* [Testo]:

Troppo freddo per settembre, Maurizio De Giovanni, Einaudi Stile Libero 2020

TROPPO FREDDO PER SETTEMBRE

EINAUDI 2020: “TROPPO FREDDO PER SETTEMBRE” di Maurizio De Giovanni

“E insomma, suor Angelica puntò il dito deformato dall’artrite verso una pagina del libro su cui campeggiava un truce occhione azzurro inscritto in un triangolo fiammeggiante. L’occhione era al centro, quasi si fosse aggiudicato la medaglia d’oro della specialità olimpica della «Trucità». Al secondo posto si era piazzata una colomba bianca e al terzo un capellone barbuto in tunica bianca con un cuore avvolto nel filo spinato.”

Settembre non è il mese ma il cognome della protagonista Gelsomina Settembre, chiamata da tutti Mina, una giovane donna della buona borghesia napoletana che si ritrova a fare l’assistente sociale in un consultorio situato nel cuore dei quartieri spagnoli. Un anziano professore viene rinvenuto cadavere nella fredda soffitta in cui abita da solo. È un giallo in piena regola in cui Mina si trova coinvolta nel dipanare la difficile matassa che porta alla verità. Mina, indomita, non si fa intimidire dalle oscure minacce della famiglia criminale che comanda nel quartiere. Coinvolge nell’avventura le sue migliori amiche. Alla fine, con l’aiuto di queste, trova il filo giusto che la conduce alla soluzione della vicenda.

(Voci del dataset)
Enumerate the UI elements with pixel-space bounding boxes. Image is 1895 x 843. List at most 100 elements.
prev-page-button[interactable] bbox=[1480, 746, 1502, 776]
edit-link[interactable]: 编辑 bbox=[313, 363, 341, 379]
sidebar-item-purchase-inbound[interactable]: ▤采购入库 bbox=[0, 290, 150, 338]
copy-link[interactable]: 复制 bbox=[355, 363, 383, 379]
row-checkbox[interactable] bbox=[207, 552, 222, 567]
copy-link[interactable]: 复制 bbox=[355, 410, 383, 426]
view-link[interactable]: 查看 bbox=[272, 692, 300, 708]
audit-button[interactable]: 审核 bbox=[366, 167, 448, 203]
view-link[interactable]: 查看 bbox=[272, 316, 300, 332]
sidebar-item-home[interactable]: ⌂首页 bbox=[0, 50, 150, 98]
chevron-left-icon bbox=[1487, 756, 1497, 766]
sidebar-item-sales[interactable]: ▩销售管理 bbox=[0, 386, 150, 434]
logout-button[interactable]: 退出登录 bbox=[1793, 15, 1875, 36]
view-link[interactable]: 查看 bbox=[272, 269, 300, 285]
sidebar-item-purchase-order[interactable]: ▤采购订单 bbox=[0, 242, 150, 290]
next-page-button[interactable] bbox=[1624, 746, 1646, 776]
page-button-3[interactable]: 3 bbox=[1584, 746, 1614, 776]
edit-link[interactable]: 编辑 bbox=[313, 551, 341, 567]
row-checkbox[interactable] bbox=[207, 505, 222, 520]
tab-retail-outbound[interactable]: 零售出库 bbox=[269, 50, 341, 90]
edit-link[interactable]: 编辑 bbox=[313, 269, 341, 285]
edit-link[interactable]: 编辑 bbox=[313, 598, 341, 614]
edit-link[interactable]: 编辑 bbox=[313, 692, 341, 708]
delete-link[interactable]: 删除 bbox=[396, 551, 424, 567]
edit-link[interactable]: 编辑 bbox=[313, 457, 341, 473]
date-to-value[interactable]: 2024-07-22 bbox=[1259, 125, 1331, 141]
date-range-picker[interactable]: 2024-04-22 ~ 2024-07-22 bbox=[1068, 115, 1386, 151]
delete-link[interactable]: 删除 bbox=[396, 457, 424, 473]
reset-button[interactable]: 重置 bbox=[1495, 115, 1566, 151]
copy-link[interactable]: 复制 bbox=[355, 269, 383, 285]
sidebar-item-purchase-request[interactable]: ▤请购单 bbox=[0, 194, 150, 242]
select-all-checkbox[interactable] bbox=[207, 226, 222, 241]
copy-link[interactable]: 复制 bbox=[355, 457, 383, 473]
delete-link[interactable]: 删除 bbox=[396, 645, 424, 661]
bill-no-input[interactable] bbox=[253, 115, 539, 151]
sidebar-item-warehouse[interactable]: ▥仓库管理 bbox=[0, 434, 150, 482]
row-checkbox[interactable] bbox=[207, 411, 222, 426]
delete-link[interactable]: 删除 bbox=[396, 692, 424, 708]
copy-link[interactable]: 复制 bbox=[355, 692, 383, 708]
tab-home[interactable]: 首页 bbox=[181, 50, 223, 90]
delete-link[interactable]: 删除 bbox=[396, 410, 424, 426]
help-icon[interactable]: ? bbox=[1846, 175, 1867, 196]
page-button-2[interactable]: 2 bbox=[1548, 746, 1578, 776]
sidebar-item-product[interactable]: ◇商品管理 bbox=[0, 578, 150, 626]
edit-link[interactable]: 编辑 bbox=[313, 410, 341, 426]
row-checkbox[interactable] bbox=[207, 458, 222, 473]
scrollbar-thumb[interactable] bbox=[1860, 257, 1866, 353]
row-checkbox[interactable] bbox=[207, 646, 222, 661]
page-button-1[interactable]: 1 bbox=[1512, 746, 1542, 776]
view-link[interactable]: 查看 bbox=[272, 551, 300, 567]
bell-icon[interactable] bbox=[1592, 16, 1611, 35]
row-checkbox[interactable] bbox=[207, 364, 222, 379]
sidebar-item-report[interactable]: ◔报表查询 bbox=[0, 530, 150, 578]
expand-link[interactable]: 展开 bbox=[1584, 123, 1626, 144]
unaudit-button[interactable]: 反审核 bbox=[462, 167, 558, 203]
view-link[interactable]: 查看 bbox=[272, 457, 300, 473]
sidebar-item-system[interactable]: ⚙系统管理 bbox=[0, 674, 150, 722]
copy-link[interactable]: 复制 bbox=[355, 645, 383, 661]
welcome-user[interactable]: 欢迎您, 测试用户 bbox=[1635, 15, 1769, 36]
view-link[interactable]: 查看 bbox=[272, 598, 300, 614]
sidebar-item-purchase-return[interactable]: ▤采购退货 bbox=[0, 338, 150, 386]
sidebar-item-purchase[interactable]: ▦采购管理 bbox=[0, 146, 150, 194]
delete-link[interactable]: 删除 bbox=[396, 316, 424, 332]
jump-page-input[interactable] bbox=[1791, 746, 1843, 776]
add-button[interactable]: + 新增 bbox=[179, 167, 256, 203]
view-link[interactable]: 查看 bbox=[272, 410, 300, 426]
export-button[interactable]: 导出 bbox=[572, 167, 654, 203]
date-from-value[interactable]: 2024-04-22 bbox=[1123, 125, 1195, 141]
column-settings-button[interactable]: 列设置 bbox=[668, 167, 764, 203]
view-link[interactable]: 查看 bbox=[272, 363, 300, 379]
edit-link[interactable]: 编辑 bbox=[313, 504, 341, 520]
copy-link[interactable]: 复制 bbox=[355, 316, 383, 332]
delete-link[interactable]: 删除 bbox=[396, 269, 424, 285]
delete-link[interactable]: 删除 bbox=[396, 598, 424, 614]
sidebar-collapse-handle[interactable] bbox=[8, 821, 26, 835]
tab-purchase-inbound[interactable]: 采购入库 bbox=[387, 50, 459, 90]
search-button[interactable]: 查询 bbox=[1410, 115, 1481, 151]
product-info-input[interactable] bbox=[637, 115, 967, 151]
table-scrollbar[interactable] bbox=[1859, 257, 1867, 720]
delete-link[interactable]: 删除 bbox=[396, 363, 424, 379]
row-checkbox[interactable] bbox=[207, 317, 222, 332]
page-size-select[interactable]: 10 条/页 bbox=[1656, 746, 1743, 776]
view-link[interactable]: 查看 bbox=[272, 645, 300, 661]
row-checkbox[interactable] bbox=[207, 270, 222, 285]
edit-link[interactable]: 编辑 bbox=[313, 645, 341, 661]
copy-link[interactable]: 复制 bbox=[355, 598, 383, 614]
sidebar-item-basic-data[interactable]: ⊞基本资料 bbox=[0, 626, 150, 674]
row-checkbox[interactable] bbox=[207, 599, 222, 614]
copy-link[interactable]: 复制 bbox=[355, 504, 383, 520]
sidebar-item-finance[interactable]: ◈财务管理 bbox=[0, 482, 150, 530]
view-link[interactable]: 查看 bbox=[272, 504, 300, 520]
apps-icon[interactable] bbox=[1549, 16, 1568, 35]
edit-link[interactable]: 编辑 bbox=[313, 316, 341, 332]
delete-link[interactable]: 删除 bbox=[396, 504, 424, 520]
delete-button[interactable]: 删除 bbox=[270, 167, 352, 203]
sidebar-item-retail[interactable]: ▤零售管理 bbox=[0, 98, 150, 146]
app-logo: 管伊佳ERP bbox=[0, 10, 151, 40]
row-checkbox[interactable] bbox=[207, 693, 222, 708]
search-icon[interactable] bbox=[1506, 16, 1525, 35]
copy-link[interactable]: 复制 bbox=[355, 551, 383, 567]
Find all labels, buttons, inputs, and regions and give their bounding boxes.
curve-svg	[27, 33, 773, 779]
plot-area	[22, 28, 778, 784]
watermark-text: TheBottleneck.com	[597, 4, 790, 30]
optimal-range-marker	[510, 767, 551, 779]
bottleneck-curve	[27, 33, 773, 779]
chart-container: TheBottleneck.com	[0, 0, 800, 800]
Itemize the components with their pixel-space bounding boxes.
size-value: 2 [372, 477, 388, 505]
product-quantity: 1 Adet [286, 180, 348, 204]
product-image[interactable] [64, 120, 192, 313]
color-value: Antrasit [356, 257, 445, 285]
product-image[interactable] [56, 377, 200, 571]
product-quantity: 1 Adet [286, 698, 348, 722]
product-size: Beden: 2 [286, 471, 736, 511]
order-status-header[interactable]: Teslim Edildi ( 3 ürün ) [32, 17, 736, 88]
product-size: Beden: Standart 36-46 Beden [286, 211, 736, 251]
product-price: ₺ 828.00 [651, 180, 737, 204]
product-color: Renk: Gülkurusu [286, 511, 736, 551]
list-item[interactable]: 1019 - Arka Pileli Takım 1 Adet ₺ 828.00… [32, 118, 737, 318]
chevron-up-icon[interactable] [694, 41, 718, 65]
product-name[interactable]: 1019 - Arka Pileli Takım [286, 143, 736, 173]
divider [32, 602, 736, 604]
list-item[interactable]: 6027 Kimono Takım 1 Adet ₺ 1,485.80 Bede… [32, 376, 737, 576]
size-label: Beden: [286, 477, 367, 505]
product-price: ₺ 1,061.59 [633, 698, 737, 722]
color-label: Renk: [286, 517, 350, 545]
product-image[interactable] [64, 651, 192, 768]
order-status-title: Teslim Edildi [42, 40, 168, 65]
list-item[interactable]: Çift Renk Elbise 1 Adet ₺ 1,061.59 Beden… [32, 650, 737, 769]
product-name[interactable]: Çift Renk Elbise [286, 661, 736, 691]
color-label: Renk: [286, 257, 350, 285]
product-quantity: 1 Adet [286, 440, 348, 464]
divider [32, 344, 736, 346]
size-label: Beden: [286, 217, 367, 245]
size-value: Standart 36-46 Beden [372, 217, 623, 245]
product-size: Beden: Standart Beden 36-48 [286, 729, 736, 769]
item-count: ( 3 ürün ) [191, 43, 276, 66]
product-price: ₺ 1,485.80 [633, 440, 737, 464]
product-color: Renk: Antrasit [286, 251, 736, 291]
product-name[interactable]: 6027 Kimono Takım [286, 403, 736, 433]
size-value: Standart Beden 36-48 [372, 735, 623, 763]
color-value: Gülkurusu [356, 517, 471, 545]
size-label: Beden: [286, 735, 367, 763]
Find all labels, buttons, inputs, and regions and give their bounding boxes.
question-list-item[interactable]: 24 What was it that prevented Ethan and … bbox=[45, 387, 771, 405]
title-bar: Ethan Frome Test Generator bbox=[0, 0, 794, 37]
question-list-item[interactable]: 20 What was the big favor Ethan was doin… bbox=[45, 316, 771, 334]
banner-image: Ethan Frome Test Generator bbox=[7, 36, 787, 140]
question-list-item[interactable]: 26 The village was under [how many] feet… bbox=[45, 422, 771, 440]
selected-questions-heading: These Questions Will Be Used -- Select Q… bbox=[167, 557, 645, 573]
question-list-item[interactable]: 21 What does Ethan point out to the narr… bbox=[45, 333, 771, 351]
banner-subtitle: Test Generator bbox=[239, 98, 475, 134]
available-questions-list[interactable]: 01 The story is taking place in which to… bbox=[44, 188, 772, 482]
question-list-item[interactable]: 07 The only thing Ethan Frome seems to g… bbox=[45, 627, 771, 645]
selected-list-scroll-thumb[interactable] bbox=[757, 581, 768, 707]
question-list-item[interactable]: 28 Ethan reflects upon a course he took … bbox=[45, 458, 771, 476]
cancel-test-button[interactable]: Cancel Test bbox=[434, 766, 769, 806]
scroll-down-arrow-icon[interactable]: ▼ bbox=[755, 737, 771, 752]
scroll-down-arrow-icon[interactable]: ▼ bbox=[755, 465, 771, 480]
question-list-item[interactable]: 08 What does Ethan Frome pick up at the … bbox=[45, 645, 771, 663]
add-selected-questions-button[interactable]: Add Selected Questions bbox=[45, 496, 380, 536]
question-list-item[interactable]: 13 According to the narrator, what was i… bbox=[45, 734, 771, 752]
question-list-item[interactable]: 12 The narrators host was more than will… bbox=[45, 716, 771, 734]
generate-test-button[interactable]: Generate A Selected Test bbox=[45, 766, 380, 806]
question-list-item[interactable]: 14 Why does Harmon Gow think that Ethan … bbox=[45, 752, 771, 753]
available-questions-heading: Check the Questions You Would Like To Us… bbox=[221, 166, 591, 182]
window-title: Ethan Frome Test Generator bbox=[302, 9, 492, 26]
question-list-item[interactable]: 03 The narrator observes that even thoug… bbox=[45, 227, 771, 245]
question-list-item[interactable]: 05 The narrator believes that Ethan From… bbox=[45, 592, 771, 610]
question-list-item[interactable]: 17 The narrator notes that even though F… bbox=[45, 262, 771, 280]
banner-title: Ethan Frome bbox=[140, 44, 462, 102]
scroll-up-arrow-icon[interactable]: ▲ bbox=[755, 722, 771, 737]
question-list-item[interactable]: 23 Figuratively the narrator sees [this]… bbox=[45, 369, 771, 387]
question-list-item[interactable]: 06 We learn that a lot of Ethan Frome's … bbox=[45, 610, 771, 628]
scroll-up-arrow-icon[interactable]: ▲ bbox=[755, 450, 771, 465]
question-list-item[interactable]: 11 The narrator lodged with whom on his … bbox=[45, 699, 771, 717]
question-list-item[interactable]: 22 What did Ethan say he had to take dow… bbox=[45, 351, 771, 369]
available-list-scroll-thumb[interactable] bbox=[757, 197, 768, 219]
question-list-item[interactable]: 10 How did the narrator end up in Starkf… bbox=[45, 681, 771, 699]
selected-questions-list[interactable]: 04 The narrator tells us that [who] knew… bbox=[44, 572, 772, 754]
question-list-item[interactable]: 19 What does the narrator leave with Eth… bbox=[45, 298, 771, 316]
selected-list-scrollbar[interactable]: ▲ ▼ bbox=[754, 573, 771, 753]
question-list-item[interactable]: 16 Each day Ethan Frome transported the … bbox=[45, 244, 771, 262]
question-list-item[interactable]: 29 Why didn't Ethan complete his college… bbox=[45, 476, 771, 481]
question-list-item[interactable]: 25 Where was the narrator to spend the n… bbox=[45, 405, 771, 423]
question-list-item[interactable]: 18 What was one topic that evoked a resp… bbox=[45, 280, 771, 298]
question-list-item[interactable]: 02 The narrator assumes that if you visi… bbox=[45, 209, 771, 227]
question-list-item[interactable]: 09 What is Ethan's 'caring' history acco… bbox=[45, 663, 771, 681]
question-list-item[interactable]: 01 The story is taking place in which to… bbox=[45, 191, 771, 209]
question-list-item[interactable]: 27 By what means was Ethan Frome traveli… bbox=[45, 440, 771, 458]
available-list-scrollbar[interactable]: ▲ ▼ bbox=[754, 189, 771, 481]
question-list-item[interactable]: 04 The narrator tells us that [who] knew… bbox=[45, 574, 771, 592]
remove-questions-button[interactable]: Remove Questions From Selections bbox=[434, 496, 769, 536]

* [Parti dell'esercizio]:
A – Restituisci il passo del testo su «Troppo freddo per settembre» che comincia con "Settembre non è" e finisce con "soluzione della vicenda.".
B – Secondo il testo su «Troppo freddo per settembre», che lavoro svolge Gelsomina Settembre?

* [Soluzioni]:
A –
Settembre non è il mese ma il cognome della protagonista Gelsomina Settembre, chiamata da tutti Mina, una giovane donna della buona borghesia napoletana che si ritrova a fare l’assistente sociale in un consultorio situato nel cuore dei quartieri spagnoli. Un anziano professore viene rinvenuto cadavere nella fredda soffitta in cui abita da solo. È un giallo in piena regola in cui Mina si trova coinvolta nel dipanare la difficile matassa che porta alla verità. Mina, indomita, non si fa intimidire dalle oscure minacce della famiglia criminale che comanda nel quartiere. Coinvolge nell’avventura le sue migliori amiche. Alla fine, con l’aiuto di queste, trova il filo giusto che la conduce alla soluzione della vicenda.

B – Fa l'assistente sociale in un consultorio situato nel cuore dei quartieri spagnoli.